■ Exercises to complete
a. Check each statement against the profile of Neelam Chhiber. For each, answer yes or no and quote the words of the profile that decide it. (i) Chhiber studied at the National Institute of Design in Ahmedabad. (ii) Chhiber was named Schwab Social Entrepreneur of the Year for India in 2013. (iii) Industree Crafts Pvt. Ltd. later became Mother Earth.
b. Write a continuation of the profile of Neelam Chhiber, beginning right after its final sentence.

───── Provided passage ─────

- Education: National Institute of Design, Ahmedabad
- Occupations: Social entrepreneur, industrial designer
- Years active: 1994–present
- Known for: Co-founding Industree Foundation and Mother Earth
- Board member of: Catalyst 2030; Creative Million; Prestige Group
- Awards: Schwab Social Entrepreneur of the Year for India (2011); L'Oréal Paris Femina Women Award (2012); WomenChangeMakers Fellow (2013); FKCCI Outstanding Women Entrepreneur (2015); Entrepreneur of the Year, The Economic Times (2020)

= Neelam Chhiber =

Indian social entrepreneur

Neelam Chhiber is an Indian social entrepreneur and industrial designer. She co-founded the Industree Foundation and Industree Crafts Pvt. Ltd., which later became Mother Earth.

───── Given records ─────

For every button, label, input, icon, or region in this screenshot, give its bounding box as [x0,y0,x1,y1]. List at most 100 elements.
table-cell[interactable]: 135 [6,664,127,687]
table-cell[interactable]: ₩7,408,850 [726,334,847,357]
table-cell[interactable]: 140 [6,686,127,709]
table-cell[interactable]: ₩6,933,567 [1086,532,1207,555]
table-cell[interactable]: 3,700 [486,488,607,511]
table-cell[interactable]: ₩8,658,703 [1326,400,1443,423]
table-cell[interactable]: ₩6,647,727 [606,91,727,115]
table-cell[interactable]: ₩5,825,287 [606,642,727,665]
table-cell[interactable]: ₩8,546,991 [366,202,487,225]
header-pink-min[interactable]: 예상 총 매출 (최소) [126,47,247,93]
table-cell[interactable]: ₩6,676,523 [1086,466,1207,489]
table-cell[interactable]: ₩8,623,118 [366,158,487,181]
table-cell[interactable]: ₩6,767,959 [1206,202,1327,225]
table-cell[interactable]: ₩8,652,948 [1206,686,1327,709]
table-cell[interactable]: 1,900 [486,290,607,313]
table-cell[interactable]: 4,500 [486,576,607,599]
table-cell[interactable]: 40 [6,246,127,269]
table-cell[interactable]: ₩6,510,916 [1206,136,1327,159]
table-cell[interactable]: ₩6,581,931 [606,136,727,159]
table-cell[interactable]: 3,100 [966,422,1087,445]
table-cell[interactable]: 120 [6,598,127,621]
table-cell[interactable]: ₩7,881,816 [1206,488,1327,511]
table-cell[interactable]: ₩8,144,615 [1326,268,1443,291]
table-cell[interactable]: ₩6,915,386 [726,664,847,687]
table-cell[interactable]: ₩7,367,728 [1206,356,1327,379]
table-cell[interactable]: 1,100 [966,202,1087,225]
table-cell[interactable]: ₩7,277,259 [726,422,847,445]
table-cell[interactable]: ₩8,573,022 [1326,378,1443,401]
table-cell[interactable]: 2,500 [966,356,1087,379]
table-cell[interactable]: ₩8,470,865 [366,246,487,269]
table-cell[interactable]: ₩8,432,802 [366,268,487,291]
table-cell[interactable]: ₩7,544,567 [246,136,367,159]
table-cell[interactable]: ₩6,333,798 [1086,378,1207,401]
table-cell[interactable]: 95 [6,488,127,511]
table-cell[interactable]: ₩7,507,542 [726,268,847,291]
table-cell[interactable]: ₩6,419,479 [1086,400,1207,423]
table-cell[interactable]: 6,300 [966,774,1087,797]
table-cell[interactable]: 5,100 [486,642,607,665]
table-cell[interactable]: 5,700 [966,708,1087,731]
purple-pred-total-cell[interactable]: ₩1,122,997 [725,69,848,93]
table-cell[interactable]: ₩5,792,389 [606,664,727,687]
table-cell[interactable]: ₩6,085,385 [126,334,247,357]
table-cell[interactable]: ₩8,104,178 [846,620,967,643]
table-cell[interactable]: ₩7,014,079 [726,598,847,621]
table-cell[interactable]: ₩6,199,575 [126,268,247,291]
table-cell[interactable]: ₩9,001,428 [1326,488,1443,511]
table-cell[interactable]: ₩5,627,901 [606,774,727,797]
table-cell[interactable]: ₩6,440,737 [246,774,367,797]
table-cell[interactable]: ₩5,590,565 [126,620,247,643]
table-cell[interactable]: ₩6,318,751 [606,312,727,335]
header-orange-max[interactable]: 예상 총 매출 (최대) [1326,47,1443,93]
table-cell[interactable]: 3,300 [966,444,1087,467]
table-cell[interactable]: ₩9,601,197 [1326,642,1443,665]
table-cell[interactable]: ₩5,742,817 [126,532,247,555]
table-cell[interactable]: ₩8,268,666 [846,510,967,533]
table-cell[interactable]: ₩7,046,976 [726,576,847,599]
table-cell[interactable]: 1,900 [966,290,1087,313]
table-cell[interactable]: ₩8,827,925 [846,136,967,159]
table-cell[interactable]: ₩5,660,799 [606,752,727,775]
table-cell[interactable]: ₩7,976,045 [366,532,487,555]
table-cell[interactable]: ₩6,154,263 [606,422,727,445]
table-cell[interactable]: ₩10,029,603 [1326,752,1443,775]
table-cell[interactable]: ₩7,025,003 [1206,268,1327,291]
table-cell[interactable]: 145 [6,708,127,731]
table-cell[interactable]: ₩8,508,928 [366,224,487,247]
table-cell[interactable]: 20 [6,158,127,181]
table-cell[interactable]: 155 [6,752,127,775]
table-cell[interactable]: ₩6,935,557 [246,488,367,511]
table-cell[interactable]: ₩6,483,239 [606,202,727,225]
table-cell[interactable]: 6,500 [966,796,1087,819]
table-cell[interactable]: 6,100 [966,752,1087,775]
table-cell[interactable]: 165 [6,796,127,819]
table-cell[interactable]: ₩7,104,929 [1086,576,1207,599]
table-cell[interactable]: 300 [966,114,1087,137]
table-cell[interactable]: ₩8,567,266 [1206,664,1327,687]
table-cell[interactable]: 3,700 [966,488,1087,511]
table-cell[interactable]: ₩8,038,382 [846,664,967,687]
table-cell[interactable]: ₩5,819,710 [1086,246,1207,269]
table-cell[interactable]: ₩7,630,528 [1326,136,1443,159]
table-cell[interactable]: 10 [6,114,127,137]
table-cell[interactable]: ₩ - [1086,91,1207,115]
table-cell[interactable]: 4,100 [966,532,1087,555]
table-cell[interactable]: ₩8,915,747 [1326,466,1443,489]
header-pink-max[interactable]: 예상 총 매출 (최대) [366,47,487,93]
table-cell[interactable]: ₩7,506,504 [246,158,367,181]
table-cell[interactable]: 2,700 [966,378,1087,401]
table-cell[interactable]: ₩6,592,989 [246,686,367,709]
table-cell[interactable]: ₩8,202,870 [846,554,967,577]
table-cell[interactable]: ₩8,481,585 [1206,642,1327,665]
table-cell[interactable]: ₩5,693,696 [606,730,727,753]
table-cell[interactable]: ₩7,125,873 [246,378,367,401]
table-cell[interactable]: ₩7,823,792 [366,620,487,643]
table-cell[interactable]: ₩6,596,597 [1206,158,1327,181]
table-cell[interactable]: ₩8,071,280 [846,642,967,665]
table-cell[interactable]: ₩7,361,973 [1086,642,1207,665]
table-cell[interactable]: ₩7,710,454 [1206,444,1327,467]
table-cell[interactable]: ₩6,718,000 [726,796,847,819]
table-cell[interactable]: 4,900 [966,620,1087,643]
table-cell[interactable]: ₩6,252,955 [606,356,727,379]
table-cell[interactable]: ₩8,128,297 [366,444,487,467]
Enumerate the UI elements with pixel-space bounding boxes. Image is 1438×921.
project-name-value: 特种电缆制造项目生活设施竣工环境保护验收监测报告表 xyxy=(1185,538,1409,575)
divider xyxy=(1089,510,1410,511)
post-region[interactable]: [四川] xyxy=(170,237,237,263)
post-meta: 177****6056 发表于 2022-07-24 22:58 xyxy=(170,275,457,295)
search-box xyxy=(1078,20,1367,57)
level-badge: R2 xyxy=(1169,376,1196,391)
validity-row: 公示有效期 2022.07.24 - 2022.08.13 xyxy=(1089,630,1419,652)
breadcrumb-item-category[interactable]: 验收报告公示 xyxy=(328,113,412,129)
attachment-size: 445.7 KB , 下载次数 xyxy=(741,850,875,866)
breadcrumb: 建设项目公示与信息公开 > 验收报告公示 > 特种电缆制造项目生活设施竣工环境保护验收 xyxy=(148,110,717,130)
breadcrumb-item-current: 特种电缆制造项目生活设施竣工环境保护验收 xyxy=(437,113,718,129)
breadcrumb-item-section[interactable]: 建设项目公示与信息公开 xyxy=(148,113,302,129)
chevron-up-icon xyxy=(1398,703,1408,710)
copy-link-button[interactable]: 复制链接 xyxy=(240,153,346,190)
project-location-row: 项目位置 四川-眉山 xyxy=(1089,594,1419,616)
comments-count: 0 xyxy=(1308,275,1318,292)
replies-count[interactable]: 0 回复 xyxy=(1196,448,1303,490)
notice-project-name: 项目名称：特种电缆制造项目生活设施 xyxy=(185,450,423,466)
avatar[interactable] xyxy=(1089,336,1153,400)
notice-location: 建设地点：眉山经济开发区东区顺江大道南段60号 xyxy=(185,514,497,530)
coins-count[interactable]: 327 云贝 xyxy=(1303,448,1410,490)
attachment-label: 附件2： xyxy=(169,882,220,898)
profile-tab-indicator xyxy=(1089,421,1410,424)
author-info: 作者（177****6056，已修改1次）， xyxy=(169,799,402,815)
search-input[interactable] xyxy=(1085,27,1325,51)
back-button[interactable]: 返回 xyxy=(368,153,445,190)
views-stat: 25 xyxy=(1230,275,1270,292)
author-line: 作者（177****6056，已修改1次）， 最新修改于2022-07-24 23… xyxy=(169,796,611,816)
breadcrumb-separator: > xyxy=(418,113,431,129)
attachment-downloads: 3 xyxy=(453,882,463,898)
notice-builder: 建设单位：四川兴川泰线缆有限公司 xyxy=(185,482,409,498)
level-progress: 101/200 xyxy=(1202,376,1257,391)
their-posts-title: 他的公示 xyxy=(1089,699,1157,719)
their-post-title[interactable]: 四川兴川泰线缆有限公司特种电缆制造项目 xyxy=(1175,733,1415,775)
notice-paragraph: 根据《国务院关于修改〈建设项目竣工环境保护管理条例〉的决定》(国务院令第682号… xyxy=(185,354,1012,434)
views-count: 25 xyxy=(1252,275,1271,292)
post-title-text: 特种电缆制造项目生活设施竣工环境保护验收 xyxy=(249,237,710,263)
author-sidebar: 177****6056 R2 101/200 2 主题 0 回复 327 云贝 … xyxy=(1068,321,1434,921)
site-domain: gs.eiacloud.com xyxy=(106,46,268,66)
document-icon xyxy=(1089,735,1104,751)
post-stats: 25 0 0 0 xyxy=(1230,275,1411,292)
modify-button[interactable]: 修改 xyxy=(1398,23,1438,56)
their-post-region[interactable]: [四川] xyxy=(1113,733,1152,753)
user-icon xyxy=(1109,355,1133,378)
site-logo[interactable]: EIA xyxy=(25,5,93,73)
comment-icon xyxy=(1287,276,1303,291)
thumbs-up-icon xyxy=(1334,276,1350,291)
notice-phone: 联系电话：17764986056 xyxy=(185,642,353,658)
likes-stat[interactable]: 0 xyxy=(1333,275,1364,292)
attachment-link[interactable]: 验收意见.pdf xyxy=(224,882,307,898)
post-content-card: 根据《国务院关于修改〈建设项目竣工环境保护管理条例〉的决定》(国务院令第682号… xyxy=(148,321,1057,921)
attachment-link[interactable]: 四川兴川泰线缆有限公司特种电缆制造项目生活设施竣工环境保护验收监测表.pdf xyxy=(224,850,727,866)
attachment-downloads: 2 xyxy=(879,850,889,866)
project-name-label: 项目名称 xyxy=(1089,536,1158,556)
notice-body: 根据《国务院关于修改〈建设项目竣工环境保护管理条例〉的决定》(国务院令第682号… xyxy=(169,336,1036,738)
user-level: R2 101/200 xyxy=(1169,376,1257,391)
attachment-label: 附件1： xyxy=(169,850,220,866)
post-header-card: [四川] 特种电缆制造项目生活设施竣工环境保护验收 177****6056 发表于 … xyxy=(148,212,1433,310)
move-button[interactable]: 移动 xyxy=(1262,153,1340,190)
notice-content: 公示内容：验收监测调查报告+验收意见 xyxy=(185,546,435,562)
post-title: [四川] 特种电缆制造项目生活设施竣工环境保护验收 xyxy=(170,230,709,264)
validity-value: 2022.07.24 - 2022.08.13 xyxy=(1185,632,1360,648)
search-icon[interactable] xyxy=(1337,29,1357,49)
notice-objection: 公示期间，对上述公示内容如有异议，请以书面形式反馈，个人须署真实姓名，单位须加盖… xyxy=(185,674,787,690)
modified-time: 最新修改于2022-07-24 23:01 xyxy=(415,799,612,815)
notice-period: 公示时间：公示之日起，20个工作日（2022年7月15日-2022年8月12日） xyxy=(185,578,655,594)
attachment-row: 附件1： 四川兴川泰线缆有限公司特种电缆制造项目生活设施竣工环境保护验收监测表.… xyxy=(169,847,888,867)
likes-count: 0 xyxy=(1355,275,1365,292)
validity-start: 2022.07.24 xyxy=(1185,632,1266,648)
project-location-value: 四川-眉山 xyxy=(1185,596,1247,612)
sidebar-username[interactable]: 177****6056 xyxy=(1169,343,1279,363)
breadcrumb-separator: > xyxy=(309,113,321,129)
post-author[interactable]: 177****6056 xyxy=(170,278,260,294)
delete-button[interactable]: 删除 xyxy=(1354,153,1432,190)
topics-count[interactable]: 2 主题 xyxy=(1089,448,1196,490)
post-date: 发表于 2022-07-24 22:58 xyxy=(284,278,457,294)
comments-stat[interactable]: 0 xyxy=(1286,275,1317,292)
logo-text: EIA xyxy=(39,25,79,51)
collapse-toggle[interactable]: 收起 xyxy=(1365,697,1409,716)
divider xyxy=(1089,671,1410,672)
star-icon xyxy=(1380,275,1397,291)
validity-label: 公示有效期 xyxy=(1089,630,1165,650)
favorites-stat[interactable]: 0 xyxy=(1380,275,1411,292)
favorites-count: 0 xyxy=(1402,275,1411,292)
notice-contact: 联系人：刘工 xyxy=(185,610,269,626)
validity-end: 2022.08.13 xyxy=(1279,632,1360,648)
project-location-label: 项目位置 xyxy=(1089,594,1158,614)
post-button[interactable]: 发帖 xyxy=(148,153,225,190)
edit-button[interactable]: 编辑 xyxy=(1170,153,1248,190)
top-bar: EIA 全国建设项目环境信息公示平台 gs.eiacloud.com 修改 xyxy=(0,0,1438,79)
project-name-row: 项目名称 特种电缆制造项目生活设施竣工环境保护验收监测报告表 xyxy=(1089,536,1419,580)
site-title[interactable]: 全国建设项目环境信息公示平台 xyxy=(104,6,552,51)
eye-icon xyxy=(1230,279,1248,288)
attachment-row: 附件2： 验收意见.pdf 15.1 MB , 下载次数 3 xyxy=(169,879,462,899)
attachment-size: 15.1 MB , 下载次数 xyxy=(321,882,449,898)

─────

■ Response list
a.
(i) Yes: "Education: National Institute of Design, Ahmedabad"
(ii) No: "Schwab Social Entrepreneur of the Year for India (2011)"
(iii) Yes: "Industree Crafts Pvt. Ltd., which later became Mother Earth"

b.
== Early life and education ==
Chhiber studied industrial design at the National Institute of Design (NID) in Ahmedabad, where she completed a professional education programme between 1979 and 1985. Her early work included research into traditional craft practices in Bastar district. She later pursued further executive and educational programmes, including the Global Social Benefit Incubator at Santa Clara University, the Harvard Executive Programme, and the Art and Science of Systems Change programme at the Harvard Kennedy School.

== Career ==

=== Industree Crafts and Mother Earth ===
In 1994, Chhiber co-founded Industree Crafts Pvt. Ltd. The organisation worked with artisans and producer communities in India, producing products based on traditional craft and natural materials. It later became Mother Earth, which produced and marketed products made by artisan and producer communities.

=== Industree Foundation ===
In 2000, Chhiber co-founded the Industree Foundation, a non-profit organisation working with rural producer communities. She serves as co-founder and managing trustee. The foundation's work has included enterprise development, skills development and market access for producer communities. It has also worked with communities producing goods from materials such as bamboo, banana fibre and other natural and agricultural resources.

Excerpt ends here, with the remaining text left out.